Written task:
Please rewrite the material below, changing every "divider" to "separator-line" and leaving everything else as it is. Omit the pictures from your answer.

━━━━━ Source records

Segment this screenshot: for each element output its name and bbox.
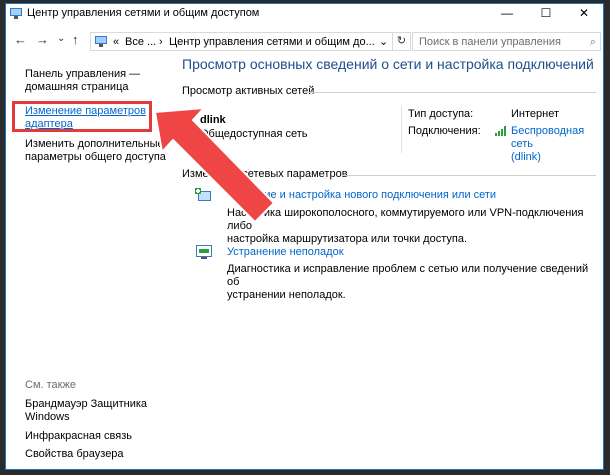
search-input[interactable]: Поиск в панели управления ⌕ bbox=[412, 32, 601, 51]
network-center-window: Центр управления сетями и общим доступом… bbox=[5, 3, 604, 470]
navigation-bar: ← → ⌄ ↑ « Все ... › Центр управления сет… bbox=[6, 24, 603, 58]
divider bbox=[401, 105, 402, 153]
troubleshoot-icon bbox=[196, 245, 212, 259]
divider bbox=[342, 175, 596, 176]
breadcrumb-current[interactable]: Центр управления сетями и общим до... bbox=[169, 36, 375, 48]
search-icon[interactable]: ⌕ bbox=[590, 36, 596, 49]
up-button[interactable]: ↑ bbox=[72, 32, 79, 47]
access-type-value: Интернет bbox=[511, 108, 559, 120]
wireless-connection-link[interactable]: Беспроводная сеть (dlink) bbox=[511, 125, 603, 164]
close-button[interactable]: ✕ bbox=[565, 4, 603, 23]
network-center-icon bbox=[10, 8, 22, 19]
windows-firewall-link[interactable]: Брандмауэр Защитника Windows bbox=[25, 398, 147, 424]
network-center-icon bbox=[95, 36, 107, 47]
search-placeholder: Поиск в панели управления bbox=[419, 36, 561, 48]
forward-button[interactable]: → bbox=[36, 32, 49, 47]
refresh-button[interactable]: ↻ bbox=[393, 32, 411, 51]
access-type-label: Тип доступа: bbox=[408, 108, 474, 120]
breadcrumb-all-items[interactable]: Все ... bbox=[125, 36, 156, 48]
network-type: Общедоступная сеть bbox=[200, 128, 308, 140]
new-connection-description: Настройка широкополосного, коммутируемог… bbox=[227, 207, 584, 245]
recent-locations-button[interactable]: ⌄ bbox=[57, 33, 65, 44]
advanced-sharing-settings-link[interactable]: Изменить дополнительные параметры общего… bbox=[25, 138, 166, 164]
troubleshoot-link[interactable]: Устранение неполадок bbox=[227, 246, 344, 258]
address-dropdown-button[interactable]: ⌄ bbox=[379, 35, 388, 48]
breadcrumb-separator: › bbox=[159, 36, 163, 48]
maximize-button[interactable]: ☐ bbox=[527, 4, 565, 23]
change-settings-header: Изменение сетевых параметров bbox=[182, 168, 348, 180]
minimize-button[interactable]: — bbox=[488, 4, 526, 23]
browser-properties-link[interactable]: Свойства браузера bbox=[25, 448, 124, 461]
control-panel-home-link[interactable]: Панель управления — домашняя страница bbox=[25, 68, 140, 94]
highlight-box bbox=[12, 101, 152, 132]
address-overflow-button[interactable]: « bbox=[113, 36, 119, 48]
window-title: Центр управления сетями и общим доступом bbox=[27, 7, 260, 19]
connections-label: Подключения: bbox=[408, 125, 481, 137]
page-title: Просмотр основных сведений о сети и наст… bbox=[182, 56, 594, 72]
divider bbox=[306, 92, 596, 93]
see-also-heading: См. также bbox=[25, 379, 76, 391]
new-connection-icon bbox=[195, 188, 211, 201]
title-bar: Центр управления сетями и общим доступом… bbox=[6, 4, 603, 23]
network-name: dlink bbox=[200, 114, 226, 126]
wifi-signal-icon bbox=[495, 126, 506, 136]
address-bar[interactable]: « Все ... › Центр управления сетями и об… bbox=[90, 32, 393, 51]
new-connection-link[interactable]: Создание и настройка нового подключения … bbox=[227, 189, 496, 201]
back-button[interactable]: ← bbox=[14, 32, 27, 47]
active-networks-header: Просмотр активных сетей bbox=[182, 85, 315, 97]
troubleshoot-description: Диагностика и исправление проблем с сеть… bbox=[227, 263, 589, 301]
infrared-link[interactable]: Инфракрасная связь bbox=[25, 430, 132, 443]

━━━━━━━━━━

Reply to the exercise:
Segment this screenshot: for each element output its name and bbox.
search-input[interactable]: Поиск в панели управления ⌕ bbox=[412, 32, 601, 51]
network-center-window: Центр управления сетями и общим доступом… bbox=[5, 3, 604, 470]
navigation-bar: ← → ⌄ ↑ « Все ... › Центр управления сет… bbox=[6, 24, 603, 58]
separator-line bbox=[401, 105, 402, 153]
troubleshoot-icon bbox=[196, 245, 212, 259]
separator-line bbox=[342, 175, 596, 176]
breadcrumb-current[interactable]: Центр управления сетями и общим до... bbox=[169, 36, 375, 48]
search-icon[interactable]: ⌕ bbox=[590, 36, 596, 49]
up-button[interactable]: ↑ bbox=[72, 32, 79, 47]
access-type-value: Интернет bbox=[511, 108, 559, 120]
wireless-connection-link[interactable]: Беспроводная сеть (dlink) bbox=[511, 125, 603, 164]
close-button[interactable]: ✕ bbox=[565, 4, 603, 23]
network-center-icon bbox=[10, 8, 22, 19]
windows-firewall-link[interactable]: Брандмауэр Защитника Windows bbox=[25, 398, 147, 424]
network-center-icon bbox=[95, 36, 107, 47]
search-placeholder: Поиск в панели управления bbox=[419, 36, 561, 48]
forward-button[interactable]: → bbox=[36, 32, 49, 47]
refresh-button[interactable]: ↻ bbox=[393, 32, 411, 51]
access-type-label: Тип доступа: bbox=[408, 108, 474, 120]
breadcrumb-all-items[interactable]: Все ... bbox=[125, 36, 156, 48]
network-type: Общедоступная сеть bbox=[200, 128, 308, 140]
new-connection-description: Настройка широкополосного, коммутируемог… bbox=[227, 207, 584, 245]
recent-locations-button[interactable]: ⌄ bbox=[57, 33, 65, 44]
advanced-sharing-settings-link[interactable]: Изменить дополнительные параметры общего… bbox=[25, 138, 166, 164]
troubleshoot-link[interactable]: Устранение неполадок bbox=[227, 246, 344, 258]
address-dropdown-button[interactable]: ⌄ bbox=[379, 35, 388, 48]
breadcrumb-separator: › bbox=[159, 36, 163, 48]
maximize-button[interactable]: ☐ bbox=[527, 4, 565, 23]
change-settings-header: Изменение сетевых параметров bbox=[182, 168, 348, 180]
minimize-button[interactable]: — bbox=[488, 4, 526, 23]
browser-properties-link[interactable]: Свойства браузера bbox=[25, 448, 124, 461]
control-panel-home-link[interactable]: Панель управления — домашняя страница bbox=[25, 68, 140, 94]
highlight-box bbox=[12, 101, 152, 132]
address-overflow-button[interactable]: « bbox=[113, 36, 119, 48]
window-title: Центр управления сетями и общим доступом bbox=[27, 7, 260, 19]
connections-label: Подключения: bbox=[408, 125, 481, 137]
page-title: Просмотр основных сведений о сети и наст… bbox=[182, 56, 594, 72]
separator-line bbox=[306, 92, 596, 93]
see-also-heading: См. также bbox=[25, 379, 76, 391]
new-connection-icon bbox=[195, 188, 211, 201]
title-bar: Центр управления сетями и общим доступом… bbox=[6, 4, 603, 23]
network-name: dlink bbox=[200, 114, 226, 126]
wifi-signal-icon bbox=[495, 126, 506, 136]
address-bar[interactable]: « Все ... › Центр управления сетями и об… bbox=[90, 32, 393, 51]
new-connection-link[interactable]: Создание и настройка нового подключения … bbox=[227, 189, 496, 201]
back-button[interactable]: ← bbox=[14, 32, 27, 47]
active-networks-header: Просмотр активных сетей bbox=[182, 85, 315, 97]
troubleshoot-description: Диагностика и исправление проблем с сеть… bbox=[227, 263, 589, 301]
infrared-link[interactable]: Инфракрасная связь bbox=[25, 430, 132, 443]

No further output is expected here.